[Data records]
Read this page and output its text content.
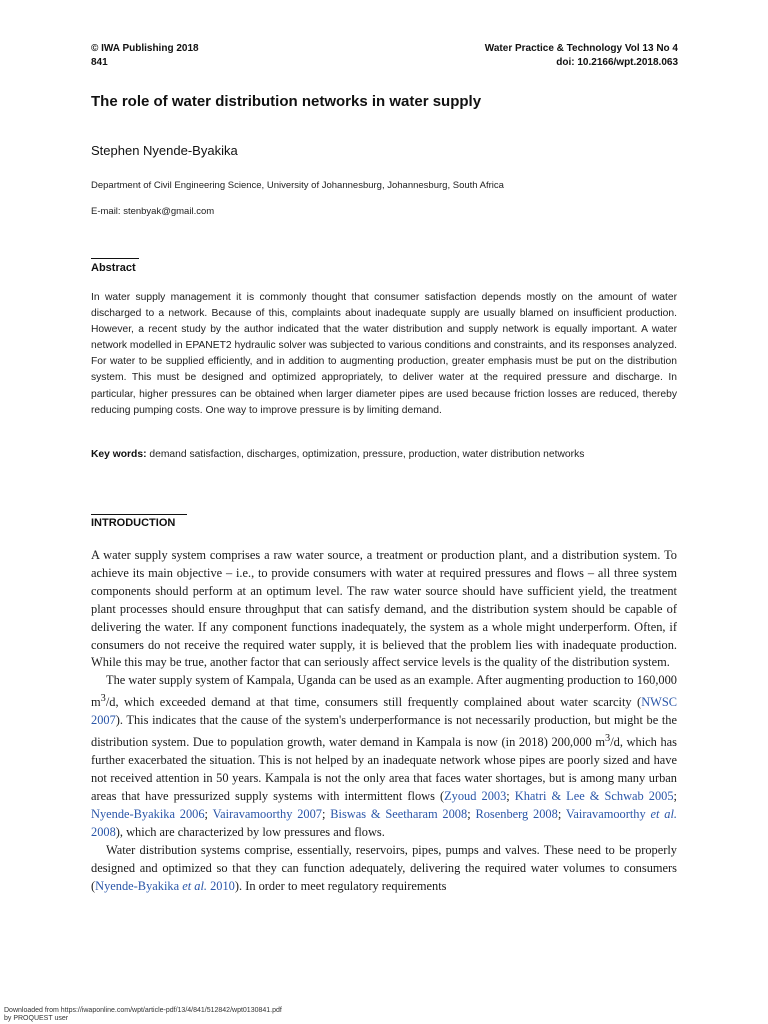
© IWA Publishing 2018
841
Water Practice & Technology Vol 13 No 4
doi: 10.2166/wpt.2018.063
The role of water distribution networks in water supply
Stephen Nyende-Byakika
Department of Civil Engineering Science, University of Johannesburg, Johannesburg, South Africa
E-mail: stenbyak@gmail.com
Abstract

In water supply management it is commonly thought that consumer satisfaction depends mostly on the amount of water discharged to a network. Because of this, complaints about inadequate supply are usually blamed on insufficient production. However, a recent study by the author indicated that the water distribution and supply network is equally important. A water network modelled in EPANET2 hydraulic solver was subjected to various conditions and constraints, and its responses analyzed. For water to be supplied efficiently, and in addition to augmenting production, greater emphasis must be put on the distribution system. This must be designed and optimized appropriately, to deliver water at the required pressure and discharge. In particular, higher pressures can be obtained when larger diameter pipes are used because friction losses are reduced, thereby reducing pumping costs. One way to improve pressure is by limiting demand.

Key words: demand satisfaction, discharges, optimization, pressure, production, water distribution networks

INTRODUCTION

A water supply system comprises a raw water source, a treatment or production plant, and a distribution system. To achieve its main objective – i.e., to provide consumers with water at required pressures and flows – all three system components should perform at an optimum level. The raw water source should have sufficient yield, the treatment plant processes should ensure throughput that can satisfy demand, and the distribution system should be capable of delivering the water. If any component functions inadequately, the system as a whole might underperform. Often, if consumers do not receive the required water supply, it is believed that the problem lies with inadequate production. While this may be true, another factor that can seriously affect service levels is the quality of the distribution system.

The water supply system of Kampala, Uganda can be used as an example. After augmenting production to 160,000 $m^3/d$, which exceeded demand at that time, consumers still frequently complained about water scarcity (NWSC 2007). This indicates that the cause of the system's underperformance is not necessarily production, but might be the distribution system. Due to population growth, water demand in Kampala is now (in 2018) 200,000 $m^3/d$, which has further exacerbated the situation. This is not helped by an inadequate network whose pipes are poorly sized and have not received attention in 50 years. Kampala is not the only area that faces water shortages, but is among many urban areas that have pressurized supply systems with intermittent flows (Zyoud 2003; Khatri & Lee & Schwab 2005; Nyende-Byakika 2006; Vairavamoorthy 2007; Biswas & Seetharam 2008; Rosenberg 2008; Vairavamoorthy et al. 2008), which are characterized by low pressures and flows.

Water distribution systems comprise, essentially, reservoirs, pipes, pumps and valves. These need to be properly designed and optimized so that they can function adequately, delivering the required water volumes to consumers (Nyende-Byakika et al. 2010). In order to meet regulatory requirements

Downloaded from https://iwaponline.com/wpt/article-pdf/13/4/841/512842/wpt0130841.pdf
by PROQUEST user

• The request:
Scan the material above for the string "networks" and return the lines that hold it.

• Exercise response:
The role of water distribution networks in water supply
Key words: demand satisfaction, discharges, optimization, pressure, production, water distribution networks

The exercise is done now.